▸ **What to do**: Below are the records; pull every line that includes "falde".
<<<<
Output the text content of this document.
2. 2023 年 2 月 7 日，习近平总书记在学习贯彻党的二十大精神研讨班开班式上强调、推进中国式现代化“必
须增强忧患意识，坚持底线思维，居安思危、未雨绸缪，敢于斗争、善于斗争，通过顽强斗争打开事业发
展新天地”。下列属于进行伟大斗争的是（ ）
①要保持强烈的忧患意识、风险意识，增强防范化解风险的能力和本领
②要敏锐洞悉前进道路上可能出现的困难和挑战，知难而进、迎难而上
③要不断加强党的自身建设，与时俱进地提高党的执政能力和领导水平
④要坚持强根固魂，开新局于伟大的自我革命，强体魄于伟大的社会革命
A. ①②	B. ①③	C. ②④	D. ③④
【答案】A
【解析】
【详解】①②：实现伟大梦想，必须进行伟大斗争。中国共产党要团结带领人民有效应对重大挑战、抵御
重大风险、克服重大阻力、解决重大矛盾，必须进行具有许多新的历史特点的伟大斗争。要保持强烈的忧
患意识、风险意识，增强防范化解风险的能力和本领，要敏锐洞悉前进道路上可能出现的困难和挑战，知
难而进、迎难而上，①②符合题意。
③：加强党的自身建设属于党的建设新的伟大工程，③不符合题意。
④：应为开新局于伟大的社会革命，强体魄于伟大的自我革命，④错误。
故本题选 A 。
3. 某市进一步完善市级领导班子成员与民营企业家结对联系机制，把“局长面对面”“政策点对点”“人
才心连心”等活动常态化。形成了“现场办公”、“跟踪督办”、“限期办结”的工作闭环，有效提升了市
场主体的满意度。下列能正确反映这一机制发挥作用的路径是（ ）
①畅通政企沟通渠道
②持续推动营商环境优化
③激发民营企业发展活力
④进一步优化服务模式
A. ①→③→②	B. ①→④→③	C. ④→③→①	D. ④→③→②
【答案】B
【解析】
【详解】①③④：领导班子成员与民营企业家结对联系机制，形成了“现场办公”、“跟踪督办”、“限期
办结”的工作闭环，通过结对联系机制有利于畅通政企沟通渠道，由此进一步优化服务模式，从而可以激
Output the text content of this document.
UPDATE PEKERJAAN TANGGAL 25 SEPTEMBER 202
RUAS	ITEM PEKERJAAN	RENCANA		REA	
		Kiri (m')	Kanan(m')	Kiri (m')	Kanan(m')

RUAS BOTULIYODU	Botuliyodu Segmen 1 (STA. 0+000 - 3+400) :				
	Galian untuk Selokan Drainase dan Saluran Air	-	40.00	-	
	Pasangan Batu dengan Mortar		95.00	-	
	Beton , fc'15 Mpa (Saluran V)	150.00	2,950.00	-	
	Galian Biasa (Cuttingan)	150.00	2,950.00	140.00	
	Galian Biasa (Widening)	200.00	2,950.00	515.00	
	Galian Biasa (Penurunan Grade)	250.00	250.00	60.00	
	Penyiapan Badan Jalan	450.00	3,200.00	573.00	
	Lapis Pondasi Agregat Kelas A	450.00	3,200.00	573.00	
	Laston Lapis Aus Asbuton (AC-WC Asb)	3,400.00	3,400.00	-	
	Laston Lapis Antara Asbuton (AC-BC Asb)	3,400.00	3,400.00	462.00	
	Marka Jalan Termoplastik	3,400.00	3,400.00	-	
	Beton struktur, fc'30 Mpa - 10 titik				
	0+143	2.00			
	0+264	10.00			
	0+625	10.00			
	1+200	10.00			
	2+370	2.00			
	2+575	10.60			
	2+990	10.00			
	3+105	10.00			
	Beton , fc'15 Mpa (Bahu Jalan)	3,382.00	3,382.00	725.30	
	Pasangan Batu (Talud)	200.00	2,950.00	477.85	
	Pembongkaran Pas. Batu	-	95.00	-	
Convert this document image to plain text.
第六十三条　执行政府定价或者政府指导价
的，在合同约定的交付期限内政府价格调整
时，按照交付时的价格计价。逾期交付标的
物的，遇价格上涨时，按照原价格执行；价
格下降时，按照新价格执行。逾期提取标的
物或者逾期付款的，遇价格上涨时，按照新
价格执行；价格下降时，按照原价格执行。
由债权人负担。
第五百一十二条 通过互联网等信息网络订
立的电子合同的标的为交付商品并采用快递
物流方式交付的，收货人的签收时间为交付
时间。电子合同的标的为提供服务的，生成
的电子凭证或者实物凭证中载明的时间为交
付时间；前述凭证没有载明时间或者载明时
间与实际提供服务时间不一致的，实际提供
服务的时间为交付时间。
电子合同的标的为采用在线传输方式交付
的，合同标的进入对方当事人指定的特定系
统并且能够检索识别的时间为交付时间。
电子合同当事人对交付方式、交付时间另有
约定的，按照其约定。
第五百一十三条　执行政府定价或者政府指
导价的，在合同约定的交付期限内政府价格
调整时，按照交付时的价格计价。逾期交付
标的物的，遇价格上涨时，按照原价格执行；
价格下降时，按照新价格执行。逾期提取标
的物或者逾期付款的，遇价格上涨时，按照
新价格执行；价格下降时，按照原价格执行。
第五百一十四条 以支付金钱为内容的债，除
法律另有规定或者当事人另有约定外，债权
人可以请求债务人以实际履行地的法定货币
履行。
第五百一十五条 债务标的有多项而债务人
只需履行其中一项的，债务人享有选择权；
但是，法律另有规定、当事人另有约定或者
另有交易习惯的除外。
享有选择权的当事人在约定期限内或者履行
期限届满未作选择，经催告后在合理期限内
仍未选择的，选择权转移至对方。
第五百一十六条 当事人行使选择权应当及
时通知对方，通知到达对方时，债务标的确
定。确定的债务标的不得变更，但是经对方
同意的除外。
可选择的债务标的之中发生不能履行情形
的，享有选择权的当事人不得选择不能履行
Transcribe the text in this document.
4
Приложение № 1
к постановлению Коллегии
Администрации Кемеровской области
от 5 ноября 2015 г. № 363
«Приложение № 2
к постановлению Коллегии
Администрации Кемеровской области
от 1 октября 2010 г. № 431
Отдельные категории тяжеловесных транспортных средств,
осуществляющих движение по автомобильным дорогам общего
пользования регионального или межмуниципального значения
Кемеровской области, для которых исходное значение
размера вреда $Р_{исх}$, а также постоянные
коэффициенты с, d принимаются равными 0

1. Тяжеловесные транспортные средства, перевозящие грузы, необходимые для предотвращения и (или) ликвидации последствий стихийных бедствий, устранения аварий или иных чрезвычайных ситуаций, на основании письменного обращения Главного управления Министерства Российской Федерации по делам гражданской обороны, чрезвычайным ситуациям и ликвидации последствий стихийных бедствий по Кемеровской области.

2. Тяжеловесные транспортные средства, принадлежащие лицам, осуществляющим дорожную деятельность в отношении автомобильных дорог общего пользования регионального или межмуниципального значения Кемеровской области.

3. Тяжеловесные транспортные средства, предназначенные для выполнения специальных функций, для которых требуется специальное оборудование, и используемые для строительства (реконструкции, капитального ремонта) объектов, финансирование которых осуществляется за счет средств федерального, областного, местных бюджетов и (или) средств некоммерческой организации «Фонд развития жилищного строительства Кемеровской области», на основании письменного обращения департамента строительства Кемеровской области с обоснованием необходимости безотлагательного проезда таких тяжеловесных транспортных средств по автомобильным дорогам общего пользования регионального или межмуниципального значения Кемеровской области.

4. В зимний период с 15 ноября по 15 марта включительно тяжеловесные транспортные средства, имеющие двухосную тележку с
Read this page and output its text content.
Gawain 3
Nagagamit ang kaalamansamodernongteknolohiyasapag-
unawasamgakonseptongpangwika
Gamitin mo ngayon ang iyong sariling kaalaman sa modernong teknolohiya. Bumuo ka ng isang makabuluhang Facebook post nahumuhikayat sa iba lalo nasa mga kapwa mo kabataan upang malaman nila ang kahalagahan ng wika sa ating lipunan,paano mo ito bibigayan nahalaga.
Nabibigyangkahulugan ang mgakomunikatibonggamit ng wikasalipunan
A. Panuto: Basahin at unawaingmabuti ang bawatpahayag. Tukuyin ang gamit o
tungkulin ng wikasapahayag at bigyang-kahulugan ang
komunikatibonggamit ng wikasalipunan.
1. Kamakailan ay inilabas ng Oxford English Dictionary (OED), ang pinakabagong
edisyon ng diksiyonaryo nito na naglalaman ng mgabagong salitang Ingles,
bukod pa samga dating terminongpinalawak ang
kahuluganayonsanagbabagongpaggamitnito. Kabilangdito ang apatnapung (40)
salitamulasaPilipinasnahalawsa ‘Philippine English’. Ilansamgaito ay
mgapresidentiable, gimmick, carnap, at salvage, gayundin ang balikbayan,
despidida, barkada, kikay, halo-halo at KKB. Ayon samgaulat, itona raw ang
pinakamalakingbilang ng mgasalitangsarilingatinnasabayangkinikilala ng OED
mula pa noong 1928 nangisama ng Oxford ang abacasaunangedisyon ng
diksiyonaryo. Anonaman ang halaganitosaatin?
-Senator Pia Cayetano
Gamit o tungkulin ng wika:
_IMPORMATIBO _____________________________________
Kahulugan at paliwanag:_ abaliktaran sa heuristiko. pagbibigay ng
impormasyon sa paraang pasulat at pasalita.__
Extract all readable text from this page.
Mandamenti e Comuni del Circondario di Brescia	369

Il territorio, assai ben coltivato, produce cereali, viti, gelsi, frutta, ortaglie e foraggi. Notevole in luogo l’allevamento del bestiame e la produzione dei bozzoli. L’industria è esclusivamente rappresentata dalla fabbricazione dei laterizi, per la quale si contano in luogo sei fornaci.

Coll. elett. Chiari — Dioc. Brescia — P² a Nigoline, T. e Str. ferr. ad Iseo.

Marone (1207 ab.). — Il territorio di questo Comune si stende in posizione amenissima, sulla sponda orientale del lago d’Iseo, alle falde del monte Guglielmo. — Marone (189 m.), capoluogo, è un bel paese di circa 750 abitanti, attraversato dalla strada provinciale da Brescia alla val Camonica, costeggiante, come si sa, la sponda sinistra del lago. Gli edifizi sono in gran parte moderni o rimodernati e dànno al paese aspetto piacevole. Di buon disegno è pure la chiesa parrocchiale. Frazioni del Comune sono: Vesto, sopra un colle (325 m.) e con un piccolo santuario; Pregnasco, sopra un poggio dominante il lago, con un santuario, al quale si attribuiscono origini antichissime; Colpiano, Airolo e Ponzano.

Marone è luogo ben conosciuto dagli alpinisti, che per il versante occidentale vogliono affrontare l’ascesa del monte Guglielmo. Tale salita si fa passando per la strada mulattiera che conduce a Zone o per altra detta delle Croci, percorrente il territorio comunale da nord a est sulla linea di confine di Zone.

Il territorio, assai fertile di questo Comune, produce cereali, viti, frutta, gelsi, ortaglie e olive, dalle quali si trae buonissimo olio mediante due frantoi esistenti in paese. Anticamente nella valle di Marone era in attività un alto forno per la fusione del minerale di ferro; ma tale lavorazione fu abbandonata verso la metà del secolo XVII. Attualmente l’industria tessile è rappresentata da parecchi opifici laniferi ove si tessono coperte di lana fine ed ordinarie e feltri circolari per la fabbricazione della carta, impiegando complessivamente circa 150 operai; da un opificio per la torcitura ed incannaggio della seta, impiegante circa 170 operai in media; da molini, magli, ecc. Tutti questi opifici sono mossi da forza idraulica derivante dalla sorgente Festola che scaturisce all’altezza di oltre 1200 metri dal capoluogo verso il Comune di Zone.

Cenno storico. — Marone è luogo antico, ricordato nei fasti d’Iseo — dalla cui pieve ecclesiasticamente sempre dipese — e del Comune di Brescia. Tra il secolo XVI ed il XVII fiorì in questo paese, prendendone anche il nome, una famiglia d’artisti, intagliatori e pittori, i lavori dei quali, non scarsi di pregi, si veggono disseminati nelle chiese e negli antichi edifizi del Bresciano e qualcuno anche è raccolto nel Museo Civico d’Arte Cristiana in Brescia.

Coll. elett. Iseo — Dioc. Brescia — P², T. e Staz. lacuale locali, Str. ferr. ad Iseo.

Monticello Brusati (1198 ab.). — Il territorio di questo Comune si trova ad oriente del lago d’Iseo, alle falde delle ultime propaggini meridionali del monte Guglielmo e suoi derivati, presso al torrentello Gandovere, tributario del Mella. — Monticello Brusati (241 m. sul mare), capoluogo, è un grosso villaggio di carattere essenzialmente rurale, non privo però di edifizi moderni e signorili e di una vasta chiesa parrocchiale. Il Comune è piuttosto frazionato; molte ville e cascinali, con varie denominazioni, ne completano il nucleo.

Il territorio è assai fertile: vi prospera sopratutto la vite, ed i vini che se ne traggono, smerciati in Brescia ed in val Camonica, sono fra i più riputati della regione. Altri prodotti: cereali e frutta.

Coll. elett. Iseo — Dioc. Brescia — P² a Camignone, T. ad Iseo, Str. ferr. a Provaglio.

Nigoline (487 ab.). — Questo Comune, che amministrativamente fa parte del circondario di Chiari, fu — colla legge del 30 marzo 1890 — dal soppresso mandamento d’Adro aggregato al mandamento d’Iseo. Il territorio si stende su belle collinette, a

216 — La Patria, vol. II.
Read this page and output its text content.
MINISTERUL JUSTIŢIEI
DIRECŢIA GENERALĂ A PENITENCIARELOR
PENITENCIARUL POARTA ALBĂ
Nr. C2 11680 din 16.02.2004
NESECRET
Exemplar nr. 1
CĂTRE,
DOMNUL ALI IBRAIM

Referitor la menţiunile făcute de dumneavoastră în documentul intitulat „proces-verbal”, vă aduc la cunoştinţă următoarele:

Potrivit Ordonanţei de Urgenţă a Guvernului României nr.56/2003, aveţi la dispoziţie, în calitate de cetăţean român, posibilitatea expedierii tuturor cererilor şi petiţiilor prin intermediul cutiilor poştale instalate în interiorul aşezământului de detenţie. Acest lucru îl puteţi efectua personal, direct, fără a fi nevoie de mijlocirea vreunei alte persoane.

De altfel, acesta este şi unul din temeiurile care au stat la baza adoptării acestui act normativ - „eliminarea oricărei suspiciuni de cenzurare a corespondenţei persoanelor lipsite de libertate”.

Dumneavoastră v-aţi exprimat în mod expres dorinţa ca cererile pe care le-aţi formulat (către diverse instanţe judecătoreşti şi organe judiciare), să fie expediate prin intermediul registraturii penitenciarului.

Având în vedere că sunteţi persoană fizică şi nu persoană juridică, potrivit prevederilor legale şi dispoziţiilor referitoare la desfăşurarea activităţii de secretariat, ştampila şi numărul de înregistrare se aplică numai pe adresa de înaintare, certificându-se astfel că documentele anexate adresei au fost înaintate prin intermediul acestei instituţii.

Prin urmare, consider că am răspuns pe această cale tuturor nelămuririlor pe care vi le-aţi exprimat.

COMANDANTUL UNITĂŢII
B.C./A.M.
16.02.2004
>>>>
▸ **Reply to the exercise**:
Marone (1207 ab.). — Il territorio di questo Comune si stende in posizione amenissima, sulla sponda orientale del lago d’Iseo, alle falde del monte Guglielmo. — Marone (189 m.), capoluogo, è un bel paese di circa 750 abitanti, attraversato dalla strada provinciale da Brescia alla val Camonica, costeggiante, come si sa, la sponda sinistra del lago. Gli edifizi sono in gran parte moderni o rimodernati e dànno al paese aspetto piacevole. Di buon disegno è pure la chiesa parrocchiale. Frazioni del Comune sono: Vesto, sopra un colle (325 m.) e con un piccolo santuario; Pregnasco, sopra un poggio dominante il lago, con un santuario, al quale si attribuiscono origini antichissime; Colpiano, Airolo e Ponzano.
Monticello Brusati (1198 ab.). — Il territorio di questo Comune si trova ad oriente del lago d’Iseo, alle falde delle ultime propaggini meridionali del monte Guglielmo e suoi derivati, presso al torrentello Gandovere, tributario del Mella. — Monticello Brusati (241 m. sul mare), capoluogo, è un grosso villaggio di carattere essenzialmente rurale, non privo però di edifizi moderni e signorili e di una vasta chiesa parrocchiale. Il Comune è piuttosto frazionato; molte ville e cascinali, con varie denominazioni, ne completano il nucleo.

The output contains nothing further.